** START **
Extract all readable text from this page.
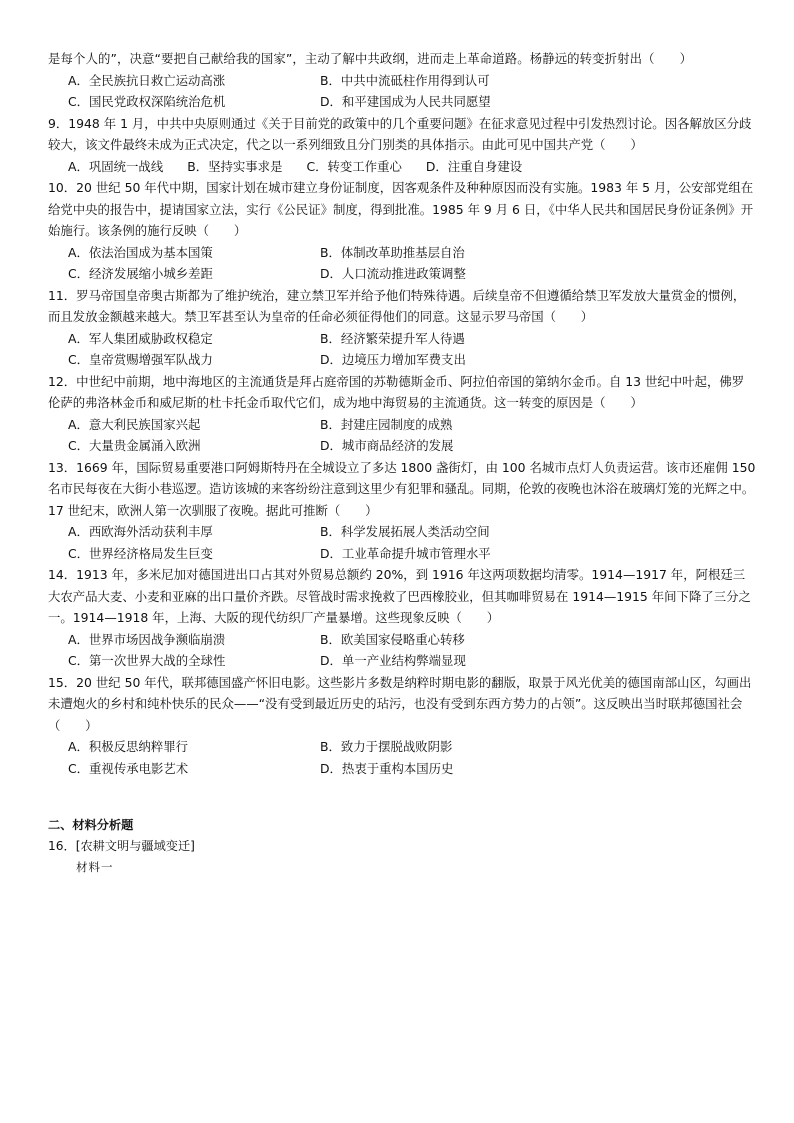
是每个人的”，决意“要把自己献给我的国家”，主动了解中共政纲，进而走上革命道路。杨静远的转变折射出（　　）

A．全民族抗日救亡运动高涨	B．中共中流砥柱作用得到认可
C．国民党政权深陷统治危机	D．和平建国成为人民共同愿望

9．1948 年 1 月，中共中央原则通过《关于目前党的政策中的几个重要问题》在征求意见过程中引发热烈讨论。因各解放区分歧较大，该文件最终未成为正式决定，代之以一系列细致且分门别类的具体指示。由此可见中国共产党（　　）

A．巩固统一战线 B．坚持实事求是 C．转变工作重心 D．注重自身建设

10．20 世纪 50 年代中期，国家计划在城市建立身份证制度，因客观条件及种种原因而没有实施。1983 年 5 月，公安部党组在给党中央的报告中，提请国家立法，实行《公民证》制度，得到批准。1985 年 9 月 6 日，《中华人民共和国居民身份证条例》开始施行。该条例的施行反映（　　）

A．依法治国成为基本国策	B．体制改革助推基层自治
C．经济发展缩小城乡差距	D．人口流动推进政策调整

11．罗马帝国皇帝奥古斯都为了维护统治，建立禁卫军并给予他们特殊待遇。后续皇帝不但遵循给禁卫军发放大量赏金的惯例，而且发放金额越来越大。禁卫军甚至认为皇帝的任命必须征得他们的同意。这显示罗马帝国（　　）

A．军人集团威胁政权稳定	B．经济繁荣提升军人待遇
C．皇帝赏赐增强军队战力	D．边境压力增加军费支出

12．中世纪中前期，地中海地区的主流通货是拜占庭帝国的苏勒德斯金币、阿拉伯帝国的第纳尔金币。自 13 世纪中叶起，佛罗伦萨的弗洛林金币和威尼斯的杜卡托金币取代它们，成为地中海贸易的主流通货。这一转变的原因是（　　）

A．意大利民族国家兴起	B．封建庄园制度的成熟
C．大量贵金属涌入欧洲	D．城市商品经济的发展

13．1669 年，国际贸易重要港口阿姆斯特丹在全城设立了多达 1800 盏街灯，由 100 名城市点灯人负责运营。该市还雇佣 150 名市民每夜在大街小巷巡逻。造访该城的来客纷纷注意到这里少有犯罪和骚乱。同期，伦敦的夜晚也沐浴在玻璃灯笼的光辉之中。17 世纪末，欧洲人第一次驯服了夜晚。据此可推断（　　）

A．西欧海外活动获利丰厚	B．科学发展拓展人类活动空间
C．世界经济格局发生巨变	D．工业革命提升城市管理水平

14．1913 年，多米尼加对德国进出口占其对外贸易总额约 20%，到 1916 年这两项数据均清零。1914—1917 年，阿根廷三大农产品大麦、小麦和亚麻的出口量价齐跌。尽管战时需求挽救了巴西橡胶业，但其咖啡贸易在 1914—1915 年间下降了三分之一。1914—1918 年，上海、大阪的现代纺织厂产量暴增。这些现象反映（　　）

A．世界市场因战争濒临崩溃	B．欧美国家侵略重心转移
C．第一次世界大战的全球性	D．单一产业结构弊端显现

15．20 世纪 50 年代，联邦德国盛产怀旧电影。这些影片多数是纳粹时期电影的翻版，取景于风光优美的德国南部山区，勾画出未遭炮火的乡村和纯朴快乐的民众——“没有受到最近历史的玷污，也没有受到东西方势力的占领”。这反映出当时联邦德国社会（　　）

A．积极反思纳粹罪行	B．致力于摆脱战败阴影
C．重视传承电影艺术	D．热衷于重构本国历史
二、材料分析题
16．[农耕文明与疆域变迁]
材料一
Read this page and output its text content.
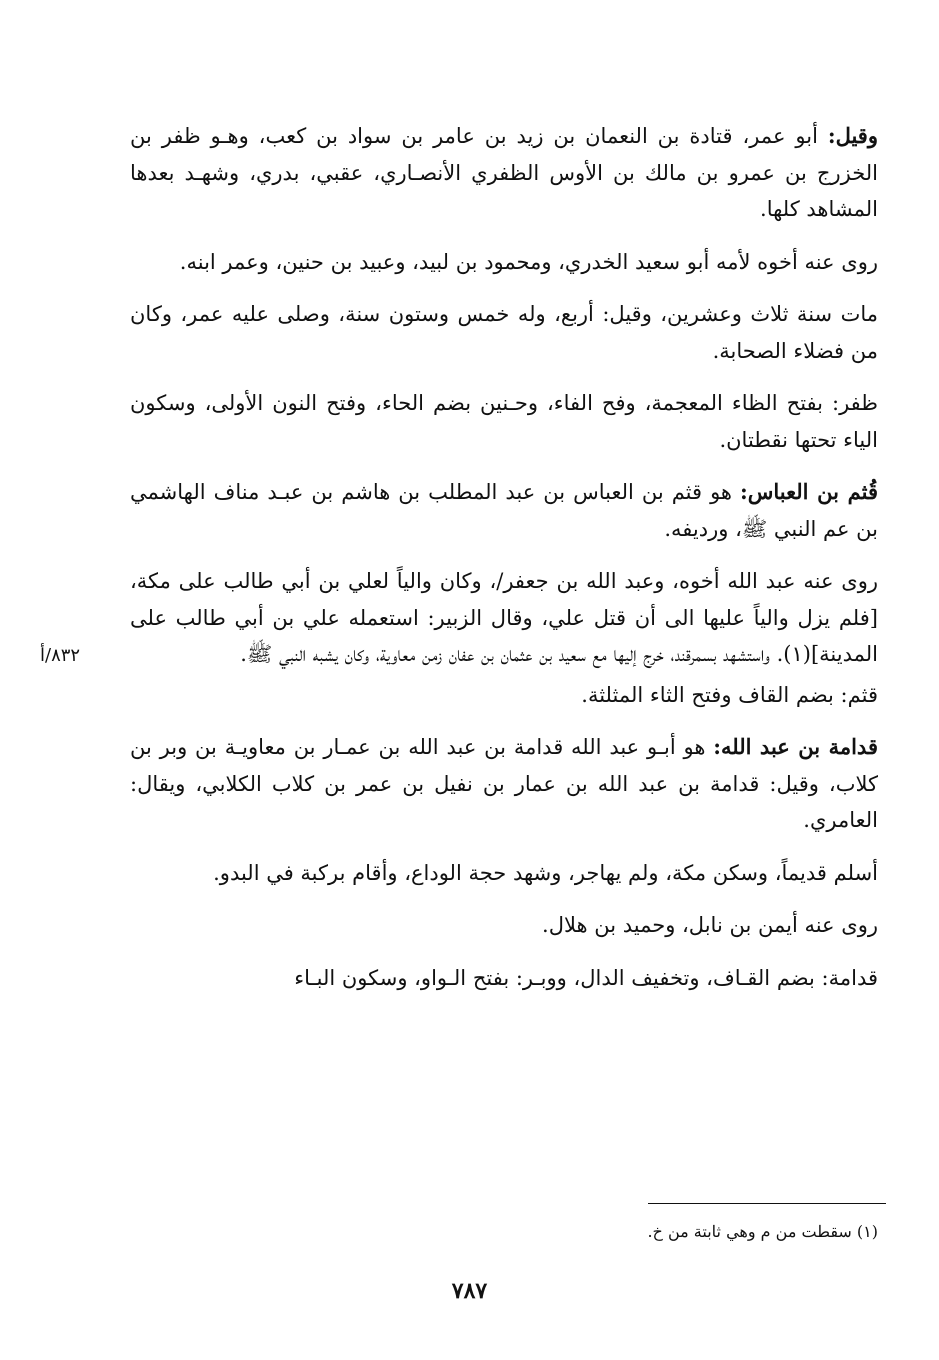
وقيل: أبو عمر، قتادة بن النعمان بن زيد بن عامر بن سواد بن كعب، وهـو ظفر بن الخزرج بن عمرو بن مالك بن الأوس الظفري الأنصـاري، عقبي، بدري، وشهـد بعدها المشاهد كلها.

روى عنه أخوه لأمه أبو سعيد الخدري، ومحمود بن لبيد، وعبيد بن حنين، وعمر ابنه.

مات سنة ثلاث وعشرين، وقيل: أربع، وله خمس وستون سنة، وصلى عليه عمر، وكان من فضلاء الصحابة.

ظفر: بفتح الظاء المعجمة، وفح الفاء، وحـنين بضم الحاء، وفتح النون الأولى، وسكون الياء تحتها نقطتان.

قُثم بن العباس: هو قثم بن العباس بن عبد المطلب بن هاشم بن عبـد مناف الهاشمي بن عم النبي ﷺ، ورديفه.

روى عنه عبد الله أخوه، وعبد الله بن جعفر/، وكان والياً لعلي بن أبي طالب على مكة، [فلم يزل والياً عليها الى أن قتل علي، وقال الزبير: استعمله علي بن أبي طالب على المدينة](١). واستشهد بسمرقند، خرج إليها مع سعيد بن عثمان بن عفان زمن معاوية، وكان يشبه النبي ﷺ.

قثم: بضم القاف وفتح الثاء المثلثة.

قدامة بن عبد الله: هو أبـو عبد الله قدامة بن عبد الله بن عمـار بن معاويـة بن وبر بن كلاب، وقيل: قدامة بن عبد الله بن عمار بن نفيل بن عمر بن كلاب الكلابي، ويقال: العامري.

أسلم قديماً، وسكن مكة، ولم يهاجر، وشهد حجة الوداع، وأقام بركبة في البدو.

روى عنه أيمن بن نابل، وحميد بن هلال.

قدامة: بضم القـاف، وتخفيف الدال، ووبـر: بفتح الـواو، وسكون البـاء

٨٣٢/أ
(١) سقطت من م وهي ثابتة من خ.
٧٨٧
** END **
JOB ▸ Skip every picture and transcribe the data above exactly.

SOLUTION FOR THIS TASK ▸
Extract all readable text from this page.
是每个人的”，决意“要把自己献给我的国家”，主动了解中共政纲，进而走上革命道路。杨静远的转变折射出（　　）

A．全民族抗日救亡运动高涨	B．中共中流砥柱作用得到认可
C．国民党政权深陷统治危机	D．和平建国成为人民共同愿望

9．1948 年 1 月，中共中央原则通过《关于目前党的政策中的几个重要问题》在征求意见过程中引发热烈讨论。因各解放区分歧较大，该文件最终未成为正式决定，代之以一系列细致且分门别类的具体指示。由此可见中国共产党（　　）

A．巩固统一战线 B．坚持实事求是 C．转变工作重心 D．注重自身建设

10．20 世纪 50 年代中期，国家计划在城市建立身份证制度，因客观条件及种种原因而没有实施。1983 年 5 月，公安部党组在给党中央的报告中，提请国家立法，实行《公民证》制度，得到批准。1985 年 9 月 6 日，《中华人民共和国居民身份证条例》开始施行。该条例的施行反映（　　）

A．依法治国成为基本国策	B．体制改革助推基层自治
C．经济发展缩小城乡差距	D．人口流动推进政策调整

11．罗马帝国皇帝奥古斯都为了维护统治，建立禁卫军并给予他们特殊待遇。后续皇帝不但遵循给禁卫军发放大量赏金的惯例，而且发放金额越来越大。禁卫军甚至认为皇帝的任命必须征得他们的同意。这显示罗马帝国（　　）

A．军人集团威胁政权稳定	B．经济繁荣提升军人待遇
C．皇帝赏赐增强军队战力	D．边境压力增加军费支出

12．中世纪中前期，地中海地区的主流通货是拜占庭帝国的苏勒德斯金币、阿拉伯帝国的第纳尔金币。自 13 世纪中叶起，佛罗伦萨的弗洛林金币和威尼斯的杜卡托金币取代它们，成为地中海贸易的主流通货。这一转变的原因是（　　）

A．意大利民族国家兴起	B．封建庄园制度的成熟
C．大量贵金属涌入欧洲	D．城市商品经济的发展

13．1669 年，国际贸易重要港口阿姆斯特丹在全城设立了多达 1800 盏街灯，由 100 名城市点灯人负责运营。该市还雇佣 150 名市民每夜在大街小巷巡逻。造访该城的来客纷纷注意到这里少有犯罪和骚乱。同期，伦敦的夜晚也沐浴在玻璃灯笼的光辉之中。17 世纪末，欧洲人第一次驯服了夜晚。据此可推断（　　）

A．西欧海外活动获利丰厚	B．科学发展拓展人类活动空间
C．世界经济格局发生巨变	D．工业革命提升城市管理水平

14．1913 年，多米尼加对德国进出口占其对外贸易总额约 20%，到 1916 年这两项数据均清零。1914—1917 年，阿根廷三大农产品大麦、小麦和亚麻的出口量价齐跌。尽管战时需求挽救了巴西橡胶业，但其咖啡贸易在 1914—1915 年间下降了三分之一。1914—1918 年，上海、大阪的现代纺织厂产量暴增。这些现象反映（　　）

A．世界市场因战争濒临崩溃	B．欧美国家侵略重心转移
C．第一次世界大战的全球性	D．单一产业结构弊端显现

15．20 世纪 50 年代，联邦德国盛产怀旧电影。这些影片多数是纳粹时期电影的翻版，取景于风光优美的德国南部山区，勾画出未遭炮火的乡村和纯朴快乐的民众——“没有受到最近历史的玷污，也没有受到东西方势力的占领”。这反映出当时联邦德国社会（　　）

A．积极反思纳粹罪行	B．致力于摆脱战败阴影
C．重视传承电影艺术	D．热衷于重构本国历史
二、材料分析题
16．[农耕文明与疆域变迁]
材料一
Read this page and output its text content.
وقيل: أبو عمر، قتادة بن النعمان بن زيد بن عامر بن سواد بن كعب، وهـو ظفر بن الخزرج بن عمرو بن مالك بن الأوس الظفري الأنصـاري، عقبي، بدري، وشهـد بعدها المشاهد كلها.

روى عنه أخوه لأمه أبو سعيد الخدري، ومحمود بن لبيد، وعبيد بن حنين، وعمر ابنه.

مات سنة ثلاث وعشرين، وقيل: أربع، وله خمس وستون سنة، وصلى عليه عمر، وكان من فضلاء الصحابة.

ظفر: بفتح الظاء المعجمة، وفح الفاء، وحـنين بضم الحاء، وفتح النون الأولى، وسكون الياء تحتها نقطتان.

قُثم بن العباس: هو قثم بن العباس بن عبد المطلب بن هاشم بن عبـد مناف الهاشمي بن عم النبي ﷺ، ورديفه.

روى عنه عبد الله أخوه، وعبد الله بن جعفر/، وكان والياً لعلي بن أبي طالب على مكة، [فلم يزل والياً عليها الى أن قتل علي، وقال الزبير: استعمله علي بن أبي طالب على المدينة](١). واستشهد بسمرقند، خرج إليها مع سعيد بن عثمان بن عفان زمن معاوية، وكان يشبه النبي ﷺ.

قثم: بضم القاف وفتح الثاء المثلثة.

قدامة بن عبد الله: هو أبـو عبد الله قدامة بن عبد الله بن عمـار بن معاويـة بن وبر بن كلاب، وقيل: قدامة بن عبد الله بن عمار بن نفيل بن عمر بن كلاب الكلابي، ويقال: العامري.

أسلم قديماً، وسكن مكة، ولم يهاجر، وشهد حجة الوداع، وأقام بركبة في البدو.

روى عنه أيمن بن نابل، وحميد بن هلال.

قدامة: بضم القـاف، وتخفيف الدال، ووبـر: بفتح الـواو، وسكون البـاء

٨٣٢/أ
(١) سقطت من م وهي ثابتة من خ.
٧٨٧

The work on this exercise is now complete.